→ Dataset items:
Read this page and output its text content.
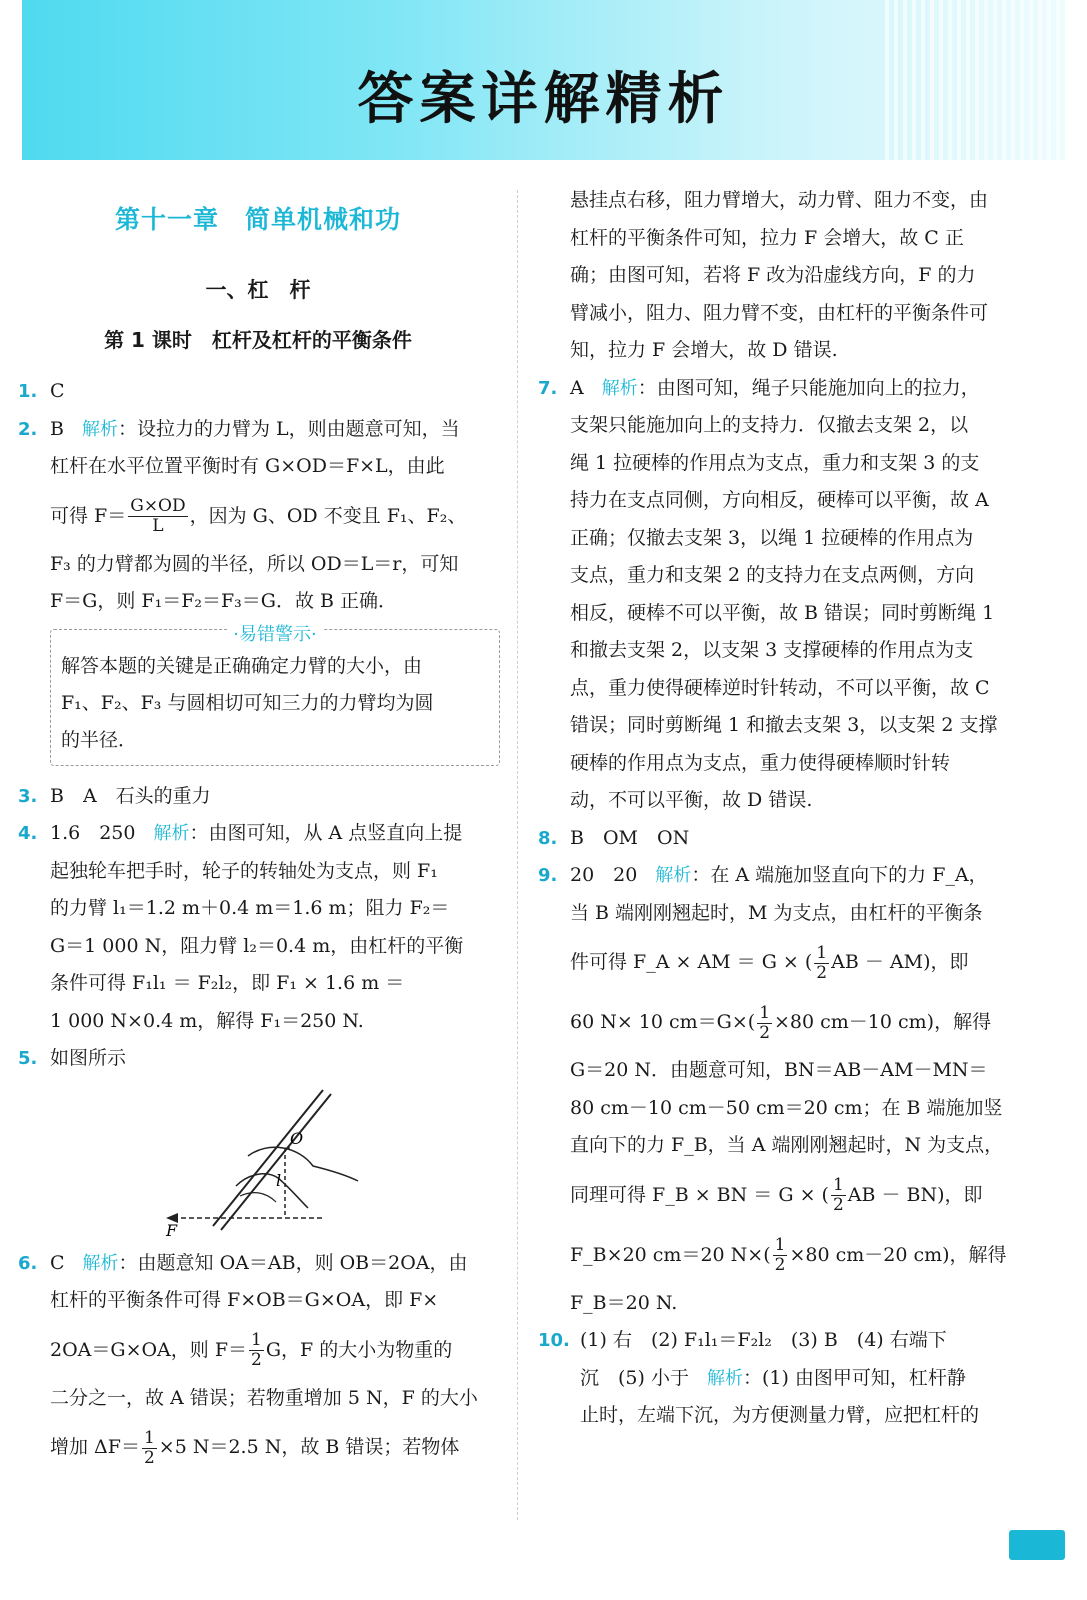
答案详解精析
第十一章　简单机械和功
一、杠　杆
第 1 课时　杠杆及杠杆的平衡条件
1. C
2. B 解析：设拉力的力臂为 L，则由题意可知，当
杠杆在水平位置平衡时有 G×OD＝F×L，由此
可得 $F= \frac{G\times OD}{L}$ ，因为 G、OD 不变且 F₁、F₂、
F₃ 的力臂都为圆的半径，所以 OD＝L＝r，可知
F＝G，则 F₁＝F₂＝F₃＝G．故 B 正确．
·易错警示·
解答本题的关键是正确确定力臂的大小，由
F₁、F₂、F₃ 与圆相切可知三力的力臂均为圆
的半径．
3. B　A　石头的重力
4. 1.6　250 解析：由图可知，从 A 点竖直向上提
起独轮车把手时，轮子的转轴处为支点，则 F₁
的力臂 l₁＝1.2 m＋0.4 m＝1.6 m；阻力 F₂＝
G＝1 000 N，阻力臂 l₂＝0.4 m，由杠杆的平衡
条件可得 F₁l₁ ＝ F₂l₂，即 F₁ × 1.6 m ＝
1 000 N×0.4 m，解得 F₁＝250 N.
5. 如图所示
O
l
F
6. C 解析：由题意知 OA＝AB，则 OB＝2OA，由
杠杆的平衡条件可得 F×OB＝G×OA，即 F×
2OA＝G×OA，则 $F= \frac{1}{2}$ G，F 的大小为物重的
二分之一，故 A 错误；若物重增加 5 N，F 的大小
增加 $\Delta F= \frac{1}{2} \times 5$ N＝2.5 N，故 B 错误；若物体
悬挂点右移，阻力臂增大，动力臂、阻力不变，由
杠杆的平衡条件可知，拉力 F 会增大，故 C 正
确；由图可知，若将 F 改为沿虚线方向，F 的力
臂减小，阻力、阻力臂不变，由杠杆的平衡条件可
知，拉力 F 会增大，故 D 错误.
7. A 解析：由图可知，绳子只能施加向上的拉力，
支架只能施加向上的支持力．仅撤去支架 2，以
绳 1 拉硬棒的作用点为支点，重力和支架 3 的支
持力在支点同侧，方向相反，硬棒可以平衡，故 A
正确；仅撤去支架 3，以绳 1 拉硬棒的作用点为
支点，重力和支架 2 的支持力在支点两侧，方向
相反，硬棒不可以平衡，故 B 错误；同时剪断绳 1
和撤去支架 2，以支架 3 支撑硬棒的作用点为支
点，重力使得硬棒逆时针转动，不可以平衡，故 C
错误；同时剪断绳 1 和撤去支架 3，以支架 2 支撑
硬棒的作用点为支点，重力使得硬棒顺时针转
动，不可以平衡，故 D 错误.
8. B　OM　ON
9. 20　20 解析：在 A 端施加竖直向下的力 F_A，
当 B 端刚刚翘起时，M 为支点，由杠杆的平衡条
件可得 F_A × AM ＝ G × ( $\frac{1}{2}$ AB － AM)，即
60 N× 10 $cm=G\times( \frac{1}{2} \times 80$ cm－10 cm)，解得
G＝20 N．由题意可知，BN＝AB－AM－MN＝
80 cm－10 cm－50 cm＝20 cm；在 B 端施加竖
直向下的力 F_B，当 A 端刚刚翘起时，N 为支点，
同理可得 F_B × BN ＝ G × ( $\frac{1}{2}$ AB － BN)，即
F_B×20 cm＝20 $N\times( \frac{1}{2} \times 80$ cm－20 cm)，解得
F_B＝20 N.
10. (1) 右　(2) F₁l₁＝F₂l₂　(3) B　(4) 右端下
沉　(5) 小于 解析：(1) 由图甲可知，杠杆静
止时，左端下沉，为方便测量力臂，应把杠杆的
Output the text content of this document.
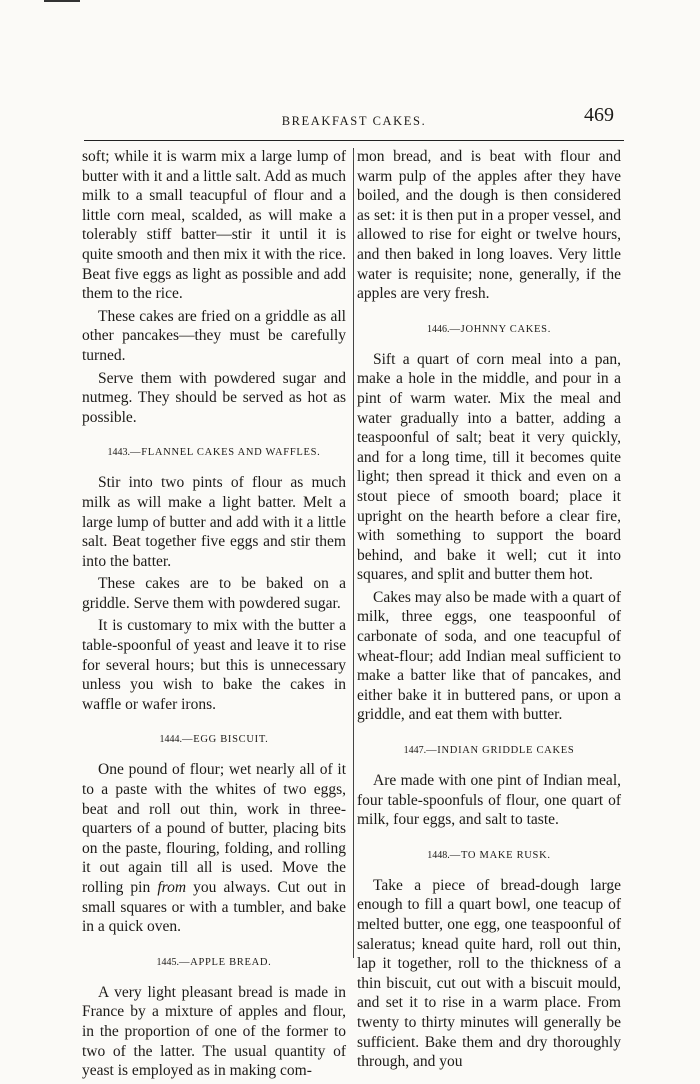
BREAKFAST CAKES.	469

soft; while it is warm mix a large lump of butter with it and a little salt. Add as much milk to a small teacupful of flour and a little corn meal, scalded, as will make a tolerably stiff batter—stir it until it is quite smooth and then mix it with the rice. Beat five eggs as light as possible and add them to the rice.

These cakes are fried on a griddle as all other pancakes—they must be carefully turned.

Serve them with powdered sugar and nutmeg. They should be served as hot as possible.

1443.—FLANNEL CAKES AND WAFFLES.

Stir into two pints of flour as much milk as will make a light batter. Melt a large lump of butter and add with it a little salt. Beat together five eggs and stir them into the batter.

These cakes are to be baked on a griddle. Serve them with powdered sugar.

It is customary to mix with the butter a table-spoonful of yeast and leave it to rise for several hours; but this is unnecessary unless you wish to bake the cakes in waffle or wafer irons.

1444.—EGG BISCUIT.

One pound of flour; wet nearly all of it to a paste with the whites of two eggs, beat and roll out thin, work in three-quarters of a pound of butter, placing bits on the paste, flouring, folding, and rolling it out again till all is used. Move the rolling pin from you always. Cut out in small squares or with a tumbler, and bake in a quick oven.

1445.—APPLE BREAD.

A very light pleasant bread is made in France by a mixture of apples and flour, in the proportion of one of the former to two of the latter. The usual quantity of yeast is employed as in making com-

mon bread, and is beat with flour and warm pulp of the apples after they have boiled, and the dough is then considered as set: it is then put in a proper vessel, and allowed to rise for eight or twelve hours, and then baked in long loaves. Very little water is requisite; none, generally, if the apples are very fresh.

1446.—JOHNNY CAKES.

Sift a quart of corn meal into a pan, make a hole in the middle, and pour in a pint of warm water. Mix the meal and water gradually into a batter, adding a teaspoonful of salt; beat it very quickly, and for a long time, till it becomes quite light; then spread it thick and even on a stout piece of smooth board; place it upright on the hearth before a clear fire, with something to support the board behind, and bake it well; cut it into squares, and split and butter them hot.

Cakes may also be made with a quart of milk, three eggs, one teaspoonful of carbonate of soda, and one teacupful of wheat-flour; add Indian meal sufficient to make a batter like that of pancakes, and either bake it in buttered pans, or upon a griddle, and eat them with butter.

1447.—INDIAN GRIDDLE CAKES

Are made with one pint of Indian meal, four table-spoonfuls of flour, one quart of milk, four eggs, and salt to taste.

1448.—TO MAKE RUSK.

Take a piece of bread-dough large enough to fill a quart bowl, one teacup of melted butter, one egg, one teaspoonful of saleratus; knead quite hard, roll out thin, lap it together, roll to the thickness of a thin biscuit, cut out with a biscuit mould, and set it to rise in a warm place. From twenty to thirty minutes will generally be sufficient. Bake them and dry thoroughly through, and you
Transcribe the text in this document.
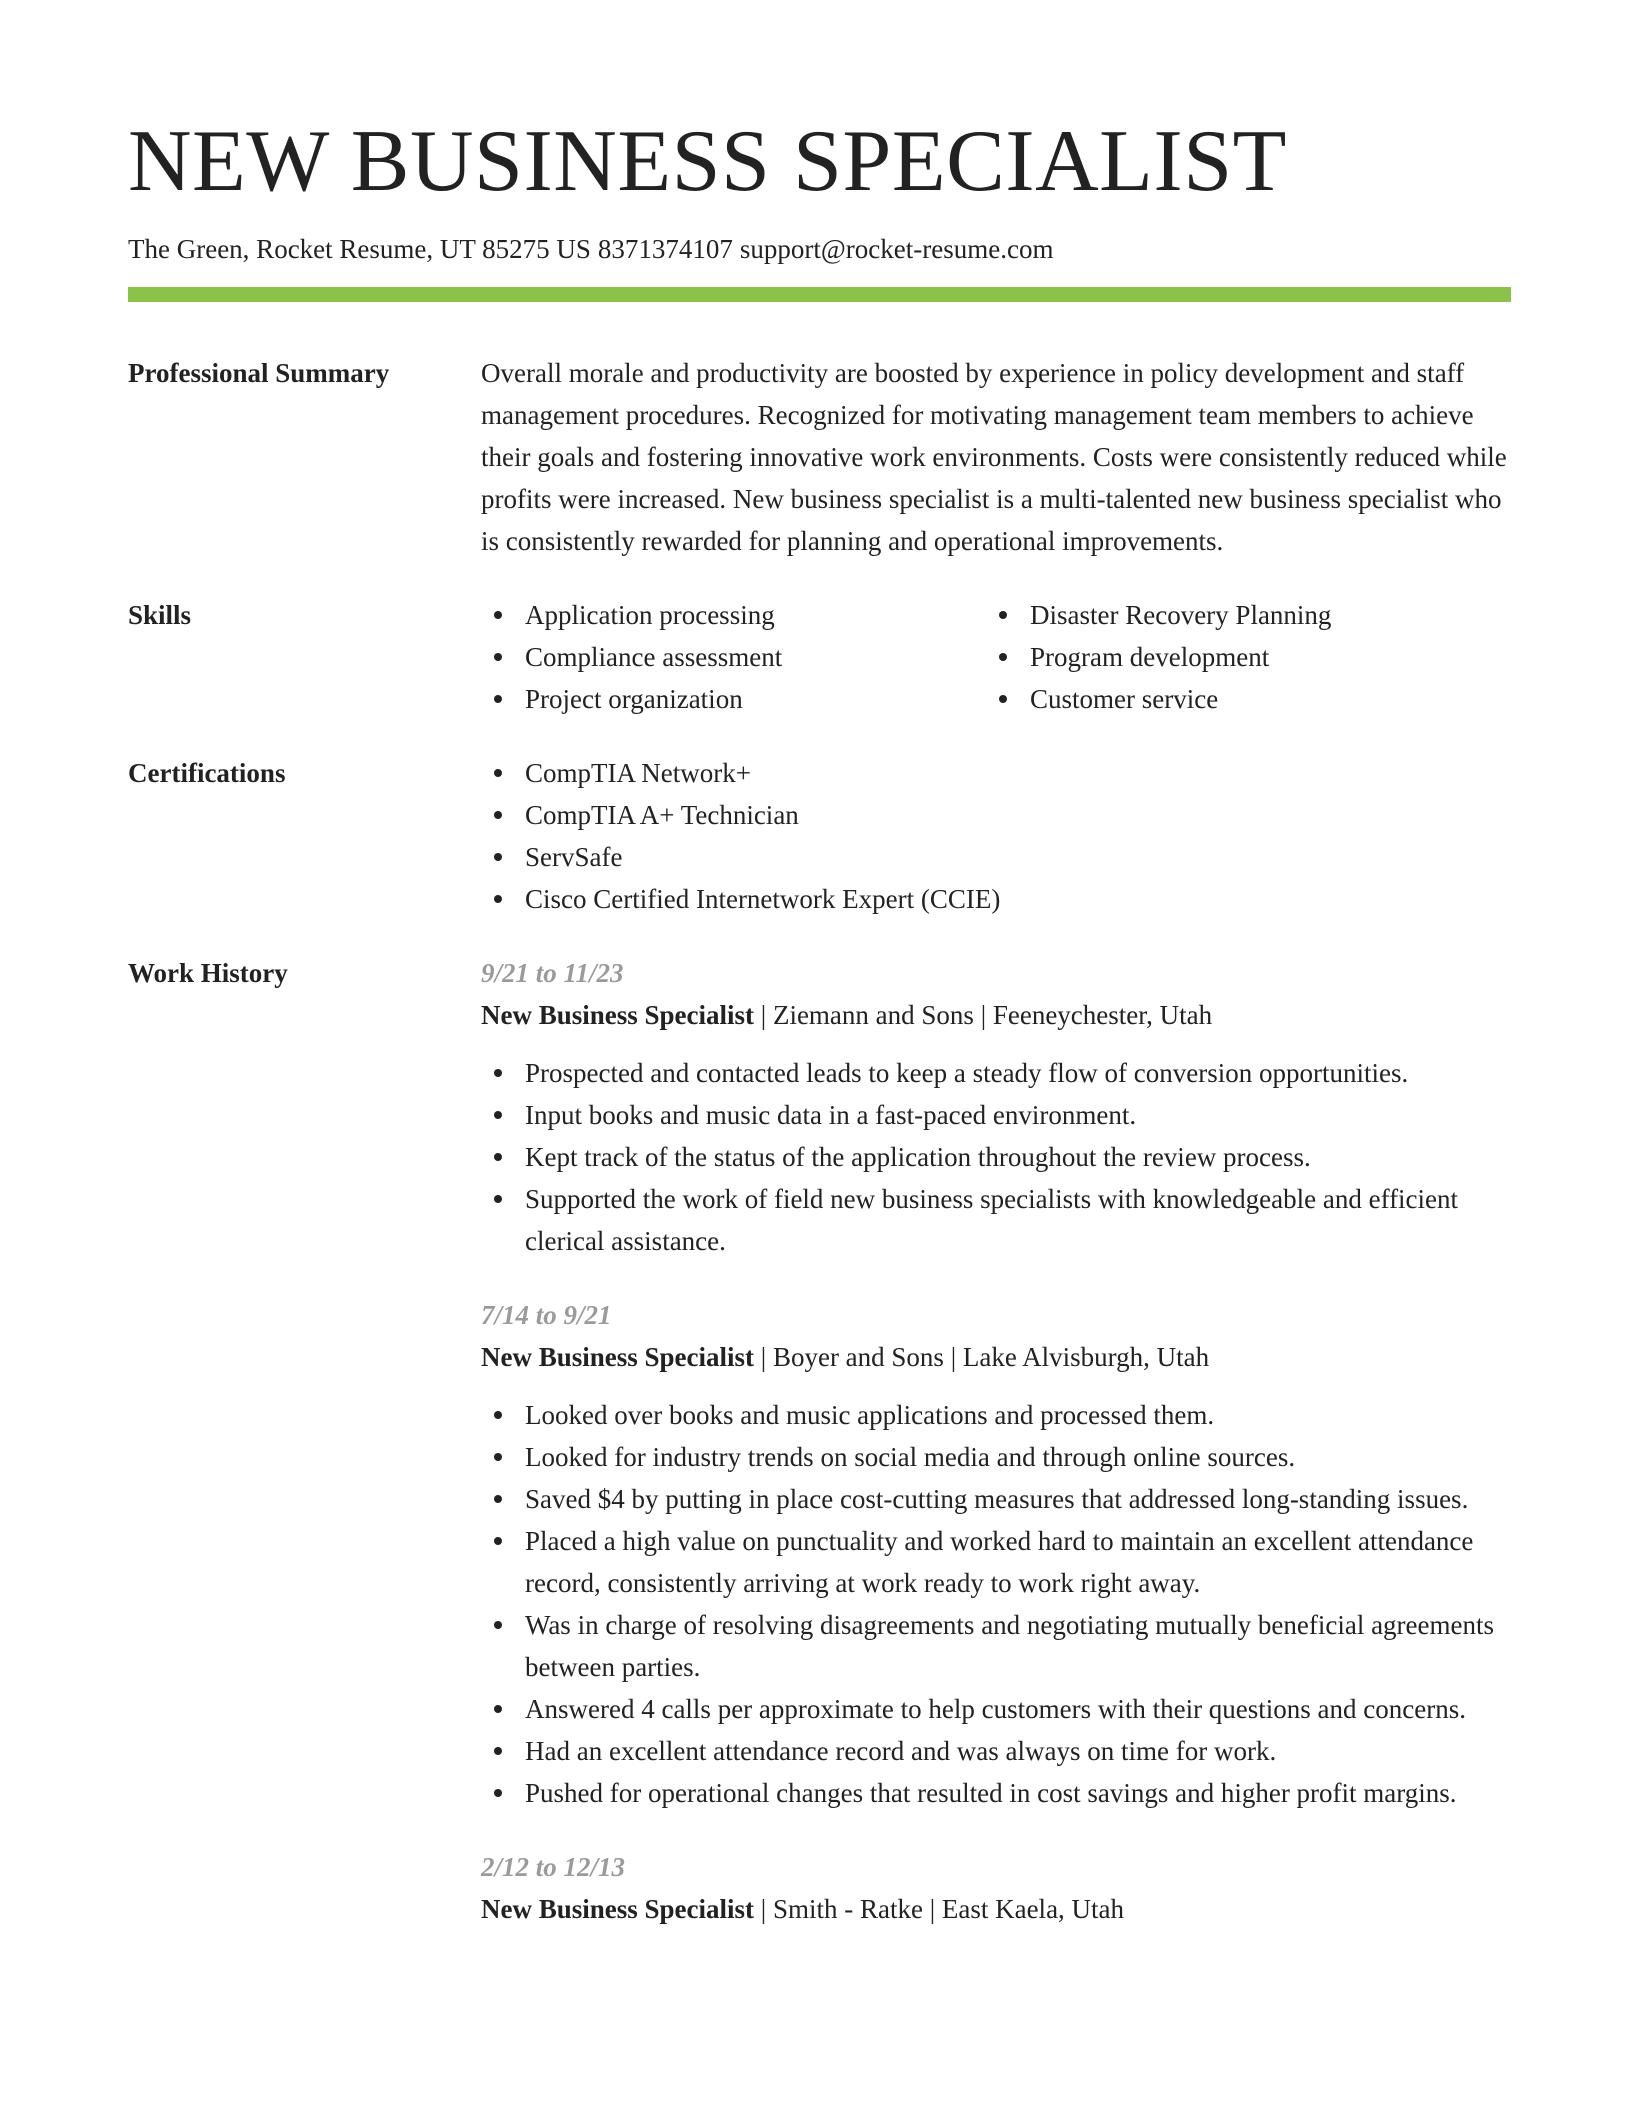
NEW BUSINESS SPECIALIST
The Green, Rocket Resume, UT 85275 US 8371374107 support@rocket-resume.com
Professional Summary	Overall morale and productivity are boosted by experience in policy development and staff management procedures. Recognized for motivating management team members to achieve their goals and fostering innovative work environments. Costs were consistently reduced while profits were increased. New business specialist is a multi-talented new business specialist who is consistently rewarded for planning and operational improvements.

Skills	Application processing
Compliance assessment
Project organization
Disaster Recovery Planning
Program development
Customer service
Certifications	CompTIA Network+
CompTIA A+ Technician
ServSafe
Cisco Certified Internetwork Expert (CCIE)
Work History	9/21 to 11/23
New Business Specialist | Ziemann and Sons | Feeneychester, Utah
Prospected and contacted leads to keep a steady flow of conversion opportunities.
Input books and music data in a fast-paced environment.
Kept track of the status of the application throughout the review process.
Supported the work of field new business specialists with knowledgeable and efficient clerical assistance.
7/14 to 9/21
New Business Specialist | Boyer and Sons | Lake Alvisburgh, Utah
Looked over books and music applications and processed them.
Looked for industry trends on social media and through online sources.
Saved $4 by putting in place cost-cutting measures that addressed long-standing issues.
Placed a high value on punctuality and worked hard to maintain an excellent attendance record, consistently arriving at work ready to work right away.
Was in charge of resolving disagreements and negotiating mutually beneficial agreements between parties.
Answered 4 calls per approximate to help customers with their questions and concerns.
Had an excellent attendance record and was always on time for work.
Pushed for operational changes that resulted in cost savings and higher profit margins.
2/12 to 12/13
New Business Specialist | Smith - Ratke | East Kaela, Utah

→ TO BE DONE: Go through the listing above and pull out each line containing the word "three".

→ WORKED SOLUTION:
One pound of flour; wet nearly all of it to a paste with the whites of two eggs, beat and roll out thin, work in three-quarters of a pound of butter, placing bits on the paste, flouring, folding, and rolling it out again till all is used. Move the rolling pin from you always. Cut out in small squares or with a tumbler, and bake in a quick oven.
Cakes may also be made with a quart of milk, three eggs, one teaspoonful of carbonate of soda, and one teacupful of wheat-flour; add Indian meal sufficient to make a batter like that of pancakes, and either bake it in buttered pans, or upon a griddle, and eat them with butter.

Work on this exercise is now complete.